* [GIVEN TASK]
Present the following entries again, word for word and in full.
— start INPUT ROWS —
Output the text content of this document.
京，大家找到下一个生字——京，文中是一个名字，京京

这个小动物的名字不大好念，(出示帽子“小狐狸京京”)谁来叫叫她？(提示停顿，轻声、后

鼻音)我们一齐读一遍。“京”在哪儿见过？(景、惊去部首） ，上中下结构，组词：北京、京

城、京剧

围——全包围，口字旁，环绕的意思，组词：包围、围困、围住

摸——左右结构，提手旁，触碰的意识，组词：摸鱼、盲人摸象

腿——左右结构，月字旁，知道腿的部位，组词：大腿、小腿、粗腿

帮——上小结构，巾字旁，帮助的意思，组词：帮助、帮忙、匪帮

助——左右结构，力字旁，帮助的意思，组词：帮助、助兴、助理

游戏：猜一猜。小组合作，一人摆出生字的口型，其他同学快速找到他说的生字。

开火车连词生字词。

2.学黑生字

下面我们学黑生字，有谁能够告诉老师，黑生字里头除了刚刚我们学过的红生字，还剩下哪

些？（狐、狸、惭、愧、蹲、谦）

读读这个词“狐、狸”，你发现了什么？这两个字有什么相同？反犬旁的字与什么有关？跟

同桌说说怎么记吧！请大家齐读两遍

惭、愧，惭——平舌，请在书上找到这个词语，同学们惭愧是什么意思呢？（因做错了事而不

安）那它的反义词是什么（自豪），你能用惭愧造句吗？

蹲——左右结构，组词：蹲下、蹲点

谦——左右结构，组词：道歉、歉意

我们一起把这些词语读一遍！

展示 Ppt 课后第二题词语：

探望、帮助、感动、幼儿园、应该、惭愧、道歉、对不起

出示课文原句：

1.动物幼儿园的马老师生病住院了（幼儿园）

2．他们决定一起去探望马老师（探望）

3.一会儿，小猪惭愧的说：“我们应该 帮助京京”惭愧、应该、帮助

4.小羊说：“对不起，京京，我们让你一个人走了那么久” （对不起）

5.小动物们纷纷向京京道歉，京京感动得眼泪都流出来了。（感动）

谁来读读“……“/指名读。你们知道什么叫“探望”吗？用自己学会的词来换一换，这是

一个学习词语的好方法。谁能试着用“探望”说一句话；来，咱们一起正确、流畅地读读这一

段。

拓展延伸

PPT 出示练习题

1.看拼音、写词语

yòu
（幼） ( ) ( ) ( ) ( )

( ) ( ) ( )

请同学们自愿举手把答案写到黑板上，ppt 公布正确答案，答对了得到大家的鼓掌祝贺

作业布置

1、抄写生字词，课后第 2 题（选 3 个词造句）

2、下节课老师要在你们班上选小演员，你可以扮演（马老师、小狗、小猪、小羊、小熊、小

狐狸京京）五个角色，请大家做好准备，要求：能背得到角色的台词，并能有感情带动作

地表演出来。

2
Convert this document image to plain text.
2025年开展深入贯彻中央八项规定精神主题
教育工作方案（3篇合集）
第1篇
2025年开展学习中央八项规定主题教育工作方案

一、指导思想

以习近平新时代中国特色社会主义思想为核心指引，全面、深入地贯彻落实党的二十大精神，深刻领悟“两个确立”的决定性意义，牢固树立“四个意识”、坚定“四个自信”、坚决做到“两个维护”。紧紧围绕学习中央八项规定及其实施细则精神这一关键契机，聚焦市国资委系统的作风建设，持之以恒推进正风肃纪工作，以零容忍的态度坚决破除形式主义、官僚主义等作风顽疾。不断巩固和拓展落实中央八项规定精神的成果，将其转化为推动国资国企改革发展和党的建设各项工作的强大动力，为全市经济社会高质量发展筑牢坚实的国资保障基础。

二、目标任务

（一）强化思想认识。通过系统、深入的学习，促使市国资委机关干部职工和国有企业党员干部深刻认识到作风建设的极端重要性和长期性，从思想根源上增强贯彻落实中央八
— end INPUT ROWS —
* [OUTPUT BELOW]
Output the text content of this document.
京，大家找到下一个生字——京，文中是一个名字，京京

这个小动物的名字不大好念，(出示帽子“小狐狸京京”)谁来叫叫她？(提示停顿，轻声、后

鼻音)我们一齐读一遍。“京”在哪儿见过？(景、惊去部首） ，上中下结构，组词：北京、京

城、京剧

围——全包围，口字旁，环绕的意思，组词：包围、围困、围住

摸——左右结构，提手旁，触碰的意识，组词：摸鱼、盲人摸象

腿——左右结构，月字旁，知道腿的部位，组词：大腿、小腿、粗腿

帮——上小结构，巾字旁，帮助的意思，组词：帮助、帮忙、匪帮

助——左右结构，力字旁，帮助的意思，组词：帮助、助兴、助理

游戏：猜一猜。小组合作，一人摆出生字的口型，其他同学快速找到他说的生字。

开火车连词生字词。

2.学黑生字

下面我们学黑生字，有谁能够告诉老师，黑生字里头除了刚刚我们学过的红生字，还剩下哪

些？（狐、狸、惭、愧、蹲、谦）

读读这个词“狐、狸”，你发现了什么？这两个字有什么相同？反犬旁的字与什么有关？跟

同桌说说怎么记吧！请大家齐读两遍

惭、愧，惭——平舌，请在书上找到这个词语，同学们惭愧是什么意思呢？（因做错了事而不

安）那它的反义词是什么（自豪），你能用惭愧造句吗？

蹲——左右结构，组词：蹲下、蹲点

谦——左右结构，组词：道歉、歉意

我们一起把这些词语读一遍！

展示 Ppt 课后第二题词语：

探望、帮助、感动、幼儿园、应该、惭愧、道歉、对不起

出示课文原句：

1.动物幼儿园的马老师生病住院了（幼儿园）

2．他们决定一起去探望马老师（探望）

3.一会儿，小猪惭愧的说：“我们应该 帮助京京”惭愧、应该、帮助

4.小羊说：“对不起，京京，我们让你一个人走了那么久” （对不起）

5.小动物们纷纷向京京道歉，京京感动得眼泪都流出来了。（感动）

谁来读读“……“/指名读。你们知道什么叫“探望”吗？用自己学会的词来换一换，这是

一个学习词语的好方法。谁能试着用“探望”说一句话；来，咱们一起正确、流畅地读读这一

段。

拓展延伸

PPT 出示练习题

1.看拼音、写词语

yòu
（幼） ( ) ( ) ( ) ( )

( ) ( ) ( )

请同学们自愿举手把答案写到黑板上，ppt 公布正确答案，答对了得到大家的鼓掌祝贺

作业布置

1、抄写生字词，课后第 2 题（选 3 个词造句）

2、下节课老师要在你们班上选小演员，你可以扮演（马老师、小狗、小猪、小羊、小熊、小

狐狸京京）五个角色，请大家做好准备，要求：能背得到角色的台词，并能有感情带动作

地表演出来。

2
Convert this document image to plain text.
2025年开展深入贯彻中央八项规定精神主题
教育工作方案（3篇合集）
第1篇
2025年开展学习中央八项规定主题教育工作方案

一、指导思想

以习近平新时代中国特色社会主义思想为核心指引，全面、深入地贯彻落实党的二十大精神，深刻领悟“两个确立”的决定性意义，牢固树立“四个意识”、坚定“四个自信”、坚决做到“两个维护”。紧紧围绕学习中央八项规定及其实施细则精神这一关键契机，聚焦市国资委系统的作风建设，持之以恒推进正风肃纪工作，以零容忍的态度坚决破除形式主义、官僚主义等作风顽疾。不断巩固和拓展落实中央八项规定精神的成果，将其转化为推动国资国企改革发展和党的建设各项工作的强大动力，为全市经济社会高质量发展筑牢坚实的国资保障基础。

二、目标任务

（一）强化思想认识。通过系统、深入的学习，促使市国资委机关干部职工和国有企业党员干部深刻认识到作风建设的极端重要性和长期性，从思想根源上增强贯彻落实中央八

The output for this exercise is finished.